Listing |

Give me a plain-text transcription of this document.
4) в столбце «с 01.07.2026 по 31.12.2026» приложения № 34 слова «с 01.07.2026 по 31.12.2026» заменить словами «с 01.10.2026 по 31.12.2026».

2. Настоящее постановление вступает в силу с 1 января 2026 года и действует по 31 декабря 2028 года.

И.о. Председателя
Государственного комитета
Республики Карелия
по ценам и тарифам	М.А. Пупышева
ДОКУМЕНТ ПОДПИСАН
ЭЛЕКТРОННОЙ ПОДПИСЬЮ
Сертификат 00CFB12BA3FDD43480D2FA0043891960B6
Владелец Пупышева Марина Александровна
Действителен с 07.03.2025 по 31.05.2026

--

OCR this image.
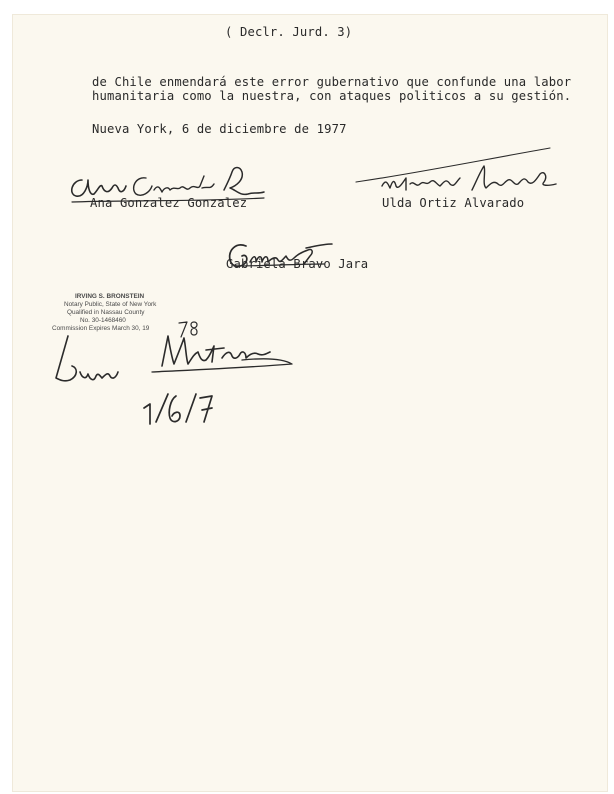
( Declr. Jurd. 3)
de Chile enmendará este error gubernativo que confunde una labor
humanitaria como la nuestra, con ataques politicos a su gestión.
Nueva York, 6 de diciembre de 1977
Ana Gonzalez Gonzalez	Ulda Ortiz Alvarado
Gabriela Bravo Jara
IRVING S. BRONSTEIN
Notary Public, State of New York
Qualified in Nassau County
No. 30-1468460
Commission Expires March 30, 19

Short problem | Find the lines with the string "York" and reproduce them.

Exercise response |
Nueva York, 6 de diciembre de 1977
Notary Public, State of New York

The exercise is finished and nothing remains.